Actually, the big jazz-related event of this week is HR-57’s final day at its 14th Street location. That happens Saturday night, with the sorta-jazz-I-suppose singer AJay Parham on the schedule for 9 p.m. However, Parham will actually be the host and leader of a closing-down-the-house jam session, so bring your booze and your instruments and celebrate the venue’s crosstown move in style.
The rest is Christmas music. Here are the highlights:
Friday, December 17 As I’ve mentioned before, traditional jazz gets the shortest shrift from the jazz world. It’s regarded as a relic, an antique object from a peculiar time and place that’s mostly associated nowadays with old cartoons and those weirdly sped-up silent film reels. But the traditional New Orleans jazz (“hot jazz”), in all its rawness and polyphony, is great music—-and it’s just really, really fun. It’s “sloppy drunk sounding,” as a friend of mine put it. That’s why the Preservation Hall Jazz Band is so justifiably famous and beloved, and packs the house everywhere they go. A healthy portion of the crowd, more often than not, comprises people who otherwise don’t call themselves jazz fans. PHJB is every bit the party catalyst that, say, The Black-Eyed Peas are, and really, is there a better reason to party than the holidays? Hence, they’re here for a Christmas concert—-“Creole Christmas”—-that will have you dancing in the aisles. The Preservation Hall Jazz Band performs at 7:30 and 9:30 at the Kennedy Center’s Terrace Theater, 2700 F Street NW. $45.

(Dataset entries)
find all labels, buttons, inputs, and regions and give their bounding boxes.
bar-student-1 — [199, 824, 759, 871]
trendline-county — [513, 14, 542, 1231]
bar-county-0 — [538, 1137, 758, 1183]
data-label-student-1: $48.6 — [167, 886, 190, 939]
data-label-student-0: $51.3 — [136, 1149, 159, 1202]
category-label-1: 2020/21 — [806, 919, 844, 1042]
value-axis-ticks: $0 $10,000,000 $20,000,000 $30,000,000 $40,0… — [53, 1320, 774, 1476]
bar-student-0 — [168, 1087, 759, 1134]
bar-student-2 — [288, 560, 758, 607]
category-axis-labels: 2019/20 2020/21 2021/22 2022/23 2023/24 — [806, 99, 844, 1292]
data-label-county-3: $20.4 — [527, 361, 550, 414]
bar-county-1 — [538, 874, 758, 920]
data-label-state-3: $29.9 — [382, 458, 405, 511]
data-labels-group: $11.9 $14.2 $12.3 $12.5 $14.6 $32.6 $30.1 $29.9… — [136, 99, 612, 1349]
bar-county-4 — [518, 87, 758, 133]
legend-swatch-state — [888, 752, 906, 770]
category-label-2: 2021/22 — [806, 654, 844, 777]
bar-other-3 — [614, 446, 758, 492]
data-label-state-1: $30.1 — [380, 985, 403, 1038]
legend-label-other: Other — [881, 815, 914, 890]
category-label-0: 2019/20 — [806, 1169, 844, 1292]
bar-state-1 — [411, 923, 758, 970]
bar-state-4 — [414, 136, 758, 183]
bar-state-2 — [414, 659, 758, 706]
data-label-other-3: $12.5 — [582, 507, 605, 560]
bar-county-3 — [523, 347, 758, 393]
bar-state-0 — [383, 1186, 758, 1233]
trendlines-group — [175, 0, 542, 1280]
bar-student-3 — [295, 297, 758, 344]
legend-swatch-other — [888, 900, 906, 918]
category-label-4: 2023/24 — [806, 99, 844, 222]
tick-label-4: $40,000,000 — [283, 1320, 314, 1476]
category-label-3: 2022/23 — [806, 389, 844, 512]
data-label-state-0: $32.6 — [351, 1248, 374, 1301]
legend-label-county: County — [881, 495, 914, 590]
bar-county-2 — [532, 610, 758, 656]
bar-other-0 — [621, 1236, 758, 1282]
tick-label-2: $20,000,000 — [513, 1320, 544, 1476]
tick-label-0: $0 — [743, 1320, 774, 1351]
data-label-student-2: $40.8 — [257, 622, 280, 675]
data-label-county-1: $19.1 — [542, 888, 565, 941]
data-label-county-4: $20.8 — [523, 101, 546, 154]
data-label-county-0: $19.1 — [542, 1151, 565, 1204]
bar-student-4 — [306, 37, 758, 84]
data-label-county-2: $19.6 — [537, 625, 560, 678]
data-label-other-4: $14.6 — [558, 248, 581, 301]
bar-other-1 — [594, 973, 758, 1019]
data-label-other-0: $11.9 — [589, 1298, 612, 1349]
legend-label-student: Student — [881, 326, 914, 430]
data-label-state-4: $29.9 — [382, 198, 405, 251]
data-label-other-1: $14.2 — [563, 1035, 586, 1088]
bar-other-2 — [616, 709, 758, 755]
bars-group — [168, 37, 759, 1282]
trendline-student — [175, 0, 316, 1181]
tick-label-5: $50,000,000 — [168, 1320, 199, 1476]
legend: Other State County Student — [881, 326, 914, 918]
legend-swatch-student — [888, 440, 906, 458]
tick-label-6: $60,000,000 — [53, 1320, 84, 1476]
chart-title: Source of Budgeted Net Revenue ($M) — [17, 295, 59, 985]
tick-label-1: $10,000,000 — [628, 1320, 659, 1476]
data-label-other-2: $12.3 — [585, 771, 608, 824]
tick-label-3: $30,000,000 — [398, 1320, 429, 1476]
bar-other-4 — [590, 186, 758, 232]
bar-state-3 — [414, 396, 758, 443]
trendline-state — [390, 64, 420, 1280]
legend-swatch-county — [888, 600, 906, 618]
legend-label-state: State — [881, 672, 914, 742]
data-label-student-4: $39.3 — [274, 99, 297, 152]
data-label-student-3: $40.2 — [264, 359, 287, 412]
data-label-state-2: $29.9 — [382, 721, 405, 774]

* [TASK TO CARRY OUT]:
Answer these questions from the jazz listings text:
(a) At what time is AJay Parham on the schedule for HR-57's final day at its 14th Street location?
(b) What is the name of the Preservation Hall Jazz Band's Christmas concert?
(c) In which theater does the Preservation Hall Jazz Band perform?

* [EXERCISE RESPONSE]:
(a) 9 p.m.
(b) "Creole Christmas"
(c) The Kennedy Center's Terrace Theater